> [Exercise directions] Copy out all the data, word for word.

[Input for this task start]

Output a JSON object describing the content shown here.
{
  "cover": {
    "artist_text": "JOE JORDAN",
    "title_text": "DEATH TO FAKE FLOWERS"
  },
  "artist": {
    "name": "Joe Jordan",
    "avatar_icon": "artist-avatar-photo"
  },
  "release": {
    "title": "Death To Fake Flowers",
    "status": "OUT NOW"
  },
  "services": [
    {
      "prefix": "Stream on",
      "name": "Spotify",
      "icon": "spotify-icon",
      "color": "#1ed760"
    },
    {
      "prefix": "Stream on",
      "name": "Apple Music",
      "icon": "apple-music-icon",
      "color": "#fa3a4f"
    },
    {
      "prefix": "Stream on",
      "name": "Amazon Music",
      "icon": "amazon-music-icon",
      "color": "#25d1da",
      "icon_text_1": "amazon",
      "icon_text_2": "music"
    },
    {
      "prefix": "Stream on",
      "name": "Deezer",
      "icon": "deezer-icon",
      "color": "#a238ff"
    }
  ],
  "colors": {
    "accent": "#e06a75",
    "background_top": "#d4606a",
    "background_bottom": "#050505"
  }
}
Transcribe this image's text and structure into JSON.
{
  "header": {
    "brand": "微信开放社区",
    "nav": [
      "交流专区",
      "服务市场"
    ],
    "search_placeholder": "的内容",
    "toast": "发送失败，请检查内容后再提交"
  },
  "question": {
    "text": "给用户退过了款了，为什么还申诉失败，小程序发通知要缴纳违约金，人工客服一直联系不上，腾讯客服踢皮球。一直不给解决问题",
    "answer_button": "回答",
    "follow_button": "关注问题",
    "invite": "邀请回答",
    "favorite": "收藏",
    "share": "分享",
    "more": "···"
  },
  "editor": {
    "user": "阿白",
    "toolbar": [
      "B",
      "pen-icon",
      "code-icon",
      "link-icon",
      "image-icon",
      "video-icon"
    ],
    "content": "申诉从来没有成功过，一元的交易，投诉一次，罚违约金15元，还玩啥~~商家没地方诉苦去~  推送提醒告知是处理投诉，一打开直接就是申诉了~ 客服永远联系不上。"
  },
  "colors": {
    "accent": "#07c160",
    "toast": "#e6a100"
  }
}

[Input for this task end]

> [Task output]
Output a JSON object describing the content shown here.
{
  "cover": {
    "artist_text": "JOE JORDAN",
    "title_text": "DEATH TO FAKE FLOWERS"
  },
  "artist": {
    "name": "Joe Jordan",
    "avatar_icon": "artist-avatar-photo"
  },
  "release": {
    "title": "Death To Fake Flowers",
    "status": "OUT NOW"
  },
  "services": [
    {
      "prefix": "Stream on",
      "name": "Spotify",
      "icon": "spotify-icon",
      "color": "#1ed760"
    },
    {
      "prefix": "Stream on",
      "name": "Apple Music",
      "icon": "apple-music-icon",
      "color": "#fa3a4f"
    },
    {
      "prefix": "Stream on",
      "name": "Amazon Music",
      "icon": "amazon-music-icon",
      "color": "#25d1da",
      "icon_text_1": "amazon",
      "icon_text_2": "music"
    },
    {
      "prefix": "Stream on",
      "name": "Deezer",
      "icon": "deezer-icon",
      "color": "#a238ff"
    }
  ],
  "colors": {
    "accent": "#e06a75",
    "background_top": "#d4606a",
    "background_bottom": "#050505"
  }
}
Transcribe this image's text and structure into JSON.
{
  "header": {
    "brand": "微信开放社区",
    "nav": [
      "交流专区",
      "服务市场"
    ],
    "search_placeholder": "的内容",
    "toast": "发送失败，请检查内容后再提交"
  },
  "question": {
    "text": "给用户退过了款了，为什么还申诉失败，小程序发通知要缴纳违约金，人工客服一直联系不上，腾讯客服踢皮球。一直不给解决问题",
    "answer_button": "回答",
    "follow_button": "关注问题",
    "invite": "邀请回答",
    "favorite": "收藏",
    "share": "分享",
    "more": "···"
  },
  "editor": {
    "user": "阿白",
    "toolbar": [
      "B",
      "pen-icon",
      "code-icon",
      "link-icon",
      "image-icon",
      "video-icon"
    ],
    "content": "申诉从来没有成功过，一元的交易，投诉一次，罚违约金15元，还玩啥~~商家没地方诉苦去~  推送提醒告知是处理投诉，一打开直接就是申诉了~ 客服永远联系不上。"
  },
  "colors": {
    "accent": "#07c160",
    "toast": "#e6a100"
  }
}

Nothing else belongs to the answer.